Problem description - From the entries below, gather every line containing the string "this".

Data to use -
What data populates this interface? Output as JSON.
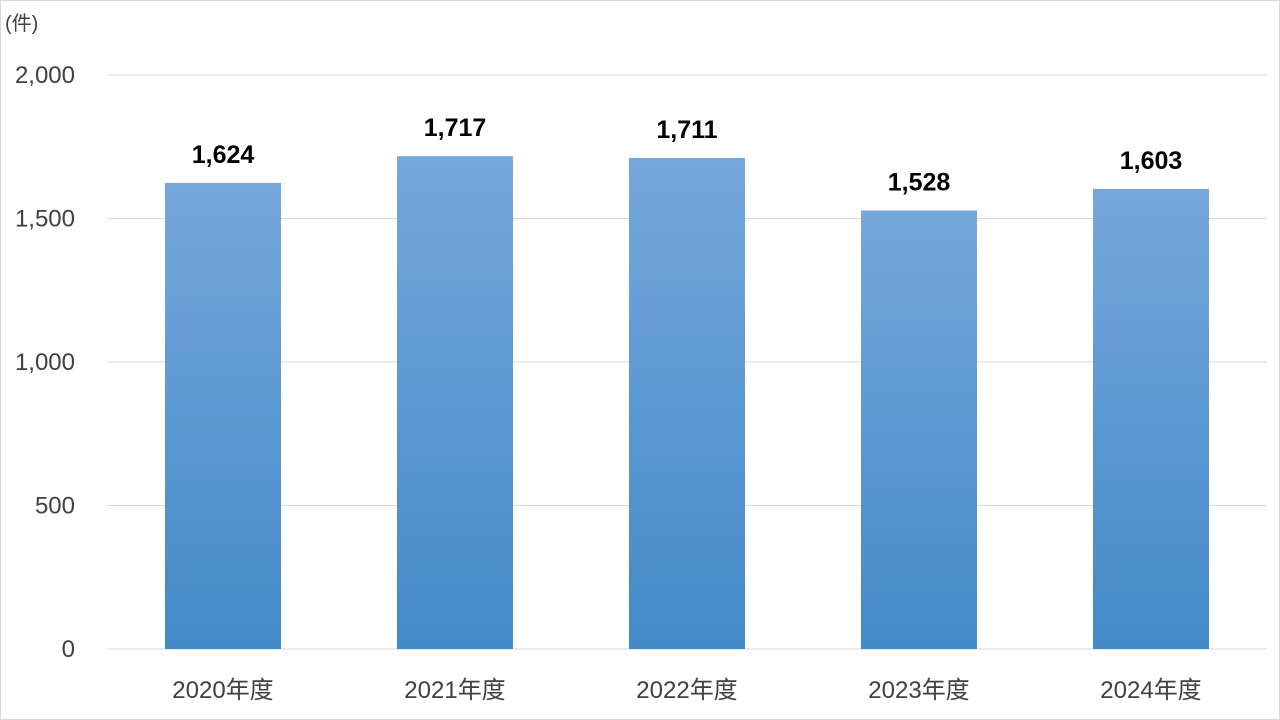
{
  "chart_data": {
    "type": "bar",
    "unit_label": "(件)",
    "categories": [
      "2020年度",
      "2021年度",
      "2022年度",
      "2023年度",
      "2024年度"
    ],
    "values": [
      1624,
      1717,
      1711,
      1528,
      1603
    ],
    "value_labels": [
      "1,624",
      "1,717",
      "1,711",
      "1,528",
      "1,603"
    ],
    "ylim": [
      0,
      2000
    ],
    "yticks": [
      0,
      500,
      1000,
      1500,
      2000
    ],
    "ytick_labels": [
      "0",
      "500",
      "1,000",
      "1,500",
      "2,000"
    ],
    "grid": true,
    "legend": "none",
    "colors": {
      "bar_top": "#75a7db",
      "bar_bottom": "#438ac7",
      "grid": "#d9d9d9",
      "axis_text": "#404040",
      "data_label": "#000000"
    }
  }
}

--

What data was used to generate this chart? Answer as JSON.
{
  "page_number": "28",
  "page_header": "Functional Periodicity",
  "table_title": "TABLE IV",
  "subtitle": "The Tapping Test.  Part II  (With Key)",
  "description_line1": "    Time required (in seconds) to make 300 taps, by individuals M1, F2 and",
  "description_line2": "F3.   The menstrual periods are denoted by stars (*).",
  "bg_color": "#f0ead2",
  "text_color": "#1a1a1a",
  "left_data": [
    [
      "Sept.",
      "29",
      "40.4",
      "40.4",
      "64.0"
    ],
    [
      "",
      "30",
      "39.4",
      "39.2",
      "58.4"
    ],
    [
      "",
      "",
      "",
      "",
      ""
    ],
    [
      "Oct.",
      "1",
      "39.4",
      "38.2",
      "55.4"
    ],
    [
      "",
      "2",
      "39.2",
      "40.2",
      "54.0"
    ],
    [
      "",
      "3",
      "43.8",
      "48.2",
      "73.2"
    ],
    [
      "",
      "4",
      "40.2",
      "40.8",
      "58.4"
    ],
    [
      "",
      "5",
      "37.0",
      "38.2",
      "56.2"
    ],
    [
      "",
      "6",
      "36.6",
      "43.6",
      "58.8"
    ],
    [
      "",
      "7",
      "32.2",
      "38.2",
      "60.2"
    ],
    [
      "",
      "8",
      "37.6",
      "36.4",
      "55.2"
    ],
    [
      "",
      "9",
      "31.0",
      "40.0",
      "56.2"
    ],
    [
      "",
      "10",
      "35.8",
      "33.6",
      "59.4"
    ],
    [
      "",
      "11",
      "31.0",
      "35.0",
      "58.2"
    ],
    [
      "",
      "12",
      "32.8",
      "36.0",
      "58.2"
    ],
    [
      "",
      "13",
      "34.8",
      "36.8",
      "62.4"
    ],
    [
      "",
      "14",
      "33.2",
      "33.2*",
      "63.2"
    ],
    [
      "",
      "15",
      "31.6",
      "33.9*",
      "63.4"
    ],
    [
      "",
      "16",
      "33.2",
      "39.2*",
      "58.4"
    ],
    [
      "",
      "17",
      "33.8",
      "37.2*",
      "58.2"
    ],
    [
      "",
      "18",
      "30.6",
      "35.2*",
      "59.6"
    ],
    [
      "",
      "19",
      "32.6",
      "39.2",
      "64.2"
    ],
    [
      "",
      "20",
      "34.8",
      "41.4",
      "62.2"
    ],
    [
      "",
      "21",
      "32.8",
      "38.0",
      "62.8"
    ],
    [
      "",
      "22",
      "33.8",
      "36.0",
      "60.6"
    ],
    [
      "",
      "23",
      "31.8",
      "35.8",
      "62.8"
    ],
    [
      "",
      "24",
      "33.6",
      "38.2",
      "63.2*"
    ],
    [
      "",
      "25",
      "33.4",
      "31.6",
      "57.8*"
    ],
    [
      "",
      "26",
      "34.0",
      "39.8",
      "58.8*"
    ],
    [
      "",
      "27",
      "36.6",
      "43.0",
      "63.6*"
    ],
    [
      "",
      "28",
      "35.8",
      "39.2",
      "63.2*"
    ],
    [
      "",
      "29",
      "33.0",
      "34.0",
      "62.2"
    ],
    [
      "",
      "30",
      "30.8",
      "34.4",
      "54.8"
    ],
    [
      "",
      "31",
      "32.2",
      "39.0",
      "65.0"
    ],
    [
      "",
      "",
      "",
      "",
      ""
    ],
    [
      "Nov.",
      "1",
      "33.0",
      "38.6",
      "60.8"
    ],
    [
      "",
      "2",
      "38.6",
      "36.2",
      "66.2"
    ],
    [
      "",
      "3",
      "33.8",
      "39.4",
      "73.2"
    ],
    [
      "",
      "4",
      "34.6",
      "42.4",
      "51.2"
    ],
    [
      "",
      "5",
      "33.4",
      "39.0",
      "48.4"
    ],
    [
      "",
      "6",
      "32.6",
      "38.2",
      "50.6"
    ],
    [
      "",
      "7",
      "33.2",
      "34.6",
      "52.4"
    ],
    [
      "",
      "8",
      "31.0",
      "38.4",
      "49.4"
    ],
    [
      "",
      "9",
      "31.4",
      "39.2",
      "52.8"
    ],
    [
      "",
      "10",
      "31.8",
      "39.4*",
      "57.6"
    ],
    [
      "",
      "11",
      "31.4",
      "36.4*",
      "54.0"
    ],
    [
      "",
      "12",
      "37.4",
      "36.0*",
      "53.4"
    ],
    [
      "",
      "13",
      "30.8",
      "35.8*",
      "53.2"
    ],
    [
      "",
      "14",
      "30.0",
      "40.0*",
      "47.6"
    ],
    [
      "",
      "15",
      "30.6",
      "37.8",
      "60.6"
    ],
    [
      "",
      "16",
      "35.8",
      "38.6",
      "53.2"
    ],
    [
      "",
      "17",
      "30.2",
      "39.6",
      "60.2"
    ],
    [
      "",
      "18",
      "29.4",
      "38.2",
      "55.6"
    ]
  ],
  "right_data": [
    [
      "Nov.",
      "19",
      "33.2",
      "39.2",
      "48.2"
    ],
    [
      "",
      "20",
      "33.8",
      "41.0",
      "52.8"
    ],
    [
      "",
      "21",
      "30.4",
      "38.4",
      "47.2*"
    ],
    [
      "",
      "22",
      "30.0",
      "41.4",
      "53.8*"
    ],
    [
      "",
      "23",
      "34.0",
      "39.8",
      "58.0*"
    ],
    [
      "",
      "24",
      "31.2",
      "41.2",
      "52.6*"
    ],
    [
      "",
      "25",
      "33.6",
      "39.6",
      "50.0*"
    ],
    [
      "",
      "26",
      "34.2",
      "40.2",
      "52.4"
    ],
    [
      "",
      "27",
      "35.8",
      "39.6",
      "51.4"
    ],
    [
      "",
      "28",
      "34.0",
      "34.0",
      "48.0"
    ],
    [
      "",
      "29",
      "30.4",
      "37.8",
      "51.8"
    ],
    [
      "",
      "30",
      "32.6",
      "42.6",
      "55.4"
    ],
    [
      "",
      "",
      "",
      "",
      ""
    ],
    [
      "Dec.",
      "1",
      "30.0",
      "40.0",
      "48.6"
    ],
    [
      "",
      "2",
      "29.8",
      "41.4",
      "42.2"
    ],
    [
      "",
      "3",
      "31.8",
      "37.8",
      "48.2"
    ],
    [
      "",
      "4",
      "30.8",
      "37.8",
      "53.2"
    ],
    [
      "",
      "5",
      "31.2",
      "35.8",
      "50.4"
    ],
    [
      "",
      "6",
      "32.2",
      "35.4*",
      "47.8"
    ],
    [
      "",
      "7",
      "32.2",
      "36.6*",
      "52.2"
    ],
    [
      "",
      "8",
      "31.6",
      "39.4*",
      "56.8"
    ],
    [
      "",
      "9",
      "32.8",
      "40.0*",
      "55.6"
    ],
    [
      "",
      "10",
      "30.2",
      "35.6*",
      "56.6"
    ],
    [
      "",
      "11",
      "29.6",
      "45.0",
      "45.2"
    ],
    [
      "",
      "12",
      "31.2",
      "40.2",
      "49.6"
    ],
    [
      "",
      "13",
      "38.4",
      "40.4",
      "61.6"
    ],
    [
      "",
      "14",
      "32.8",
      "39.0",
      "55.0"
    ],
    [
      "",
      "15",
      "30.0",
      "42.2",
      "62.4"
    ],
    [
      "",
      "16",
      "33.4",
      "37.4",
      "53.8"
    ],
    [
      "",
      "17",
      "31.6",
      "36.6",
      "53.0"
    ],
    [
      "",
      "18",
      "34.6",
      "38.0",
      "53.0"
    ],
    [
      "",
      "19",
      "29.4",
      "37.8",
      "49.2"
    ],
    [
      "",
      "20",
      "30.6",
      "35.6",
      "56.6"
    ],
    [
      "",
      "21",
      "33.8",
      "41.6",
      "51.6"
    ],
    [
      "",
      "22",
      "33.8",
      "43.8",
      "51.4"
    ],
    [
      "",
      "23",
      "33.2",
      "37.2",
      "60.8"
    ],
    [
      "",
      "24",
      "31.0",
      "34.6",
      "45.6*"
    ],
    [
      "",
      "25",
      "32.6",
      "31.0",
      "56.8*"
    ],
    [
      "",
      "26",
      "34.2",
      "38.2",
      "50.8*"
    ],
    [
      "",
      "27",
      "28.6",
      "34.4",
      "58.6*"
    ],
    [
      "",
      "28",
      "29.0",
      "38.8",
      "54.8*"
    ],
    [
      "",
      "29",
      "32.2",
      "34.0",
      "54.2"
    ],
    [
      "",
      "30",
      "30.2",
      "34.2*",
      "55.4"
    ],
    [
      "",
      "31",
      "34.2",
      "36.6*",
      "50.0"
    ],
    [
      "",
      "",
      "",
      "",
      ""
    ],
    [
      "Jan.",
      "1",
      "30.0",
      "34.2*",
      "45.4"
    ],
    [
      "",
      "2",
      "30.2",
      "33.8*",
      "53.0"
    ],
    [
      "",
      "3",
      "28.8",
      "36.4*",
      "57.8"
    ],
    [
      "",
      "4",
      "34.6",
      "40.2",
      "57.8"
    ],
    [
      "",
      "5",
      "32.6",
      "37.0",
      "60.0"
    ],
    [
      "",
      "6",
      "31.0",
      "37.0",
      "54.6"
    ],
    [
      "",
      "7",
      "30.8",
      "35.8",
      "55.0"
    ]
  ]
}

---

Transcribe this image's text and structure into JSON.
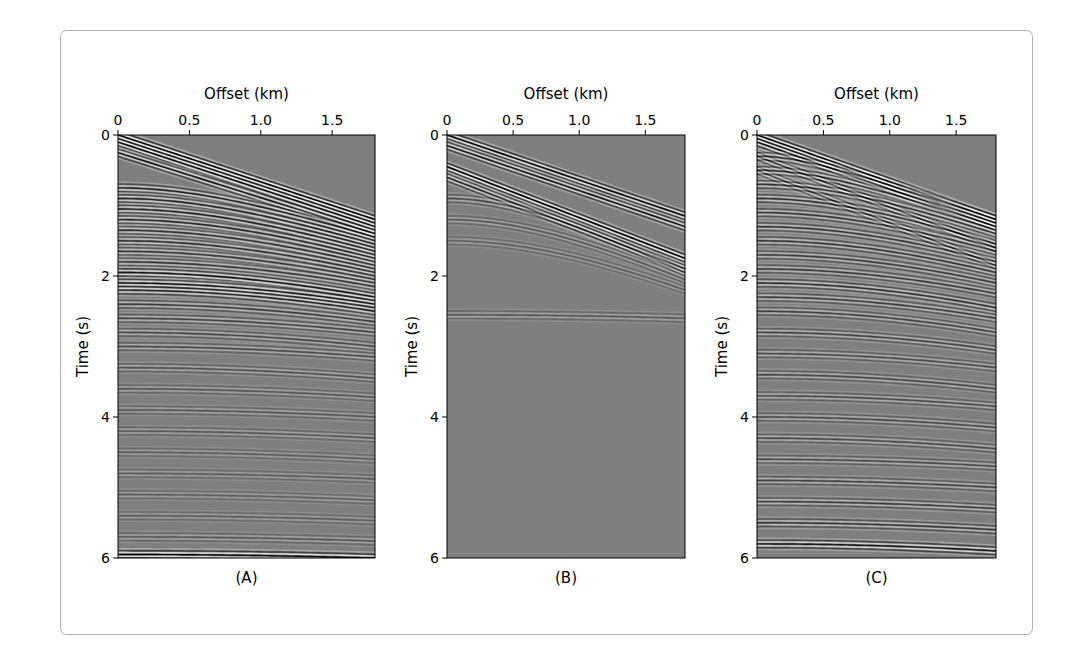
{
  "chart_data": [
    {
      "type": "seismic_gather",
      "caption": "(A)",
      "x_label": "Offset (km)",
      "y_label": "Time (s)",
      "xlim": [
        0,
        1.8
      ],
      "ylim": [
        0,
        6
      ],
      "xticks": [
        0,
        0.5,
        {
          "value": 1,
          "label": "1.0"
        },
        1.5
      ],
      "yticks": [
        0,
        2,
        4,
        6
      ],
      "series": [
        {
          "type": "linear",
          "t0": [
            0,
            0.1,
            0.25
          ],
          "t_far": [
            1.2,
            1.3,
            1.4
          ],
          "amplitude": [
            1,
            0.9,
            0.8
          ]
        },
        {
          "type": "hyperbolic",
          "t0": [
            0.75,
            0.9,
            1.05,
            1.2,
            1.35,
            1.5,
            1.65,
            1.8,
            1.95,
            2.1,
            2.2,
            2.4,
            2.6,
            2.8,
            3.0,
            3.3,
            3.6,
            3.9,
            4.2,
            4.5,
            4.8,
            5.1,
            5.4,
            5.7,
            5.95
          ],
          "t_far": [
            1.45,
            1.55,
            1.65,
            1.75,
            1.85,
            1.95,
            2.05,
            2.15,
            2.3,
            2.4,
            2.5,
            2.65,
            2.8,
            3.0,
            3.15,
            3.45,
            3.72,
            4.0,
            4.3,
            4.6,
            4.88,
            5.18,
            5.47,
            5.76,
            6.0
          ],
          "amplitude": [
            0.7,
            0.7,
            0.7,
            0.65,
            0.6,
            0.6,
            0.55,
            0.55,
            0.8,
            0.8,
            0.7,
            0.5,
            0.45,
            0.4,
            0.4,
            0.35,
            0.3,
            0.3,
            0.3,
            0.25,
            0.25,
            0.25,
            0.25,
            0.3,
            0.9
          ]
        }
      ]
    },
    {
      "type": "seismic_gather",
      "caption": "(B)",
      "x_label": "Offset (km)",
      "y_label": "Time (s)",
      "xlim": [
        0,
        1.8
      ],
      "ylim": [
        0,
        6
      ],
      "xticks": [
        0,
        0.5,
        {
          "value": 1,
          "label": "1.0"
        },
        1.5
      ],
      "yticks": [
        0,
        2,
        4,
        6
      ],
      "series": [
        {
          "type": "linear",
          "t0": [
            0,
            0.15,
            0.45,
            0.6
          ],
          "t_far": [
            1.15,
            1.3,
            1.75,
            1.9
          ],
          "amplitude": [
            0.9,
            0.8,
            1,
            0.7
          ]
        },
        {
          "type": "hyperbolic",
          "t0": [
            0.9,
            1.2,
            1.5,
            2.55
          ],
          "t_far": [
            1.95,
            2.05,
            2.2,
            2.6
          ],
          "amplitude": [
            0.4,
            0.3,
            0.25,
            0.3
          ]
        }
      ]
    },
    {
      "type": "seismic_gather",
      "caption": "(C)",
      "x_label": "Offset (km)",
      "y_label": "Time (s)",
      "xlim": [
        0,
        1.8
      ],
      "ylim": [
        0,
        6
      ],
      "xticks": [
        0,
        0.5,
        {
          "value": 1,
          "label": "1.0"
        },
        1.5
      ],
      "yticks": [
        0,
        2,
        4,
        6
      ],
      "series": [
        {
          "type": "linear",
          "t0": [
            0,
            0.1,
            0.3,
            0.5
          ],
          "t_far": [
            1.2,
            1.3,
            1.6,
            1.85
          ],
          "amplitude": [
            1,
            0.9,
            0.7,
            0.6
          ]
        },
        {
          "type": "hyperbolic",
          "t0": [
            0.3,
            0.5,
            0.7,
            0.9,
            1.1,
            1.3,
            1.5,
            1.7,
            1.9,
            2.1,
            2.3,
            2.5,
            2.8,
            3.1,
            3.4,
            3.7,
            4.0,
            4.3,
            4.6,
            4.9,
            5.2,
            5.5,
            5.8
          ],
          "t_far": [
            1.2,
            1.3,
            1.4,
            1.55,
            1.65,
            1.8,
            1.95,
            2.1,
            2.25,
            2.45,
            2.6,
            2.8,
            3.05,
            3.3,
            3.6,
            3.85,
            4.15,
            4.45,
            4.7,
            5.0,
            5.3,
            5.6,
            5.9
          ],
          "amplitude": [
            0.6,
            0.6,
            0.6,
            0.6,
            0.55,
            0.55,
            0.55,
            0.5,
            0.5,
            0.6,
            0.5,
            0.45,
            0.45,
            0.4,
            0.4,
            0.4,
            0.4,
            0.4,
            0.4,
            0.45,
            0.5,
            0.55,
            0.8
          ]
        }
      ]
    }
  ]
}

Exercise response -
What data populates this interface? Output as JSON.
What data was used to generate this chart? Answer as JSON.
Transcribe this image's text and structure into JSON.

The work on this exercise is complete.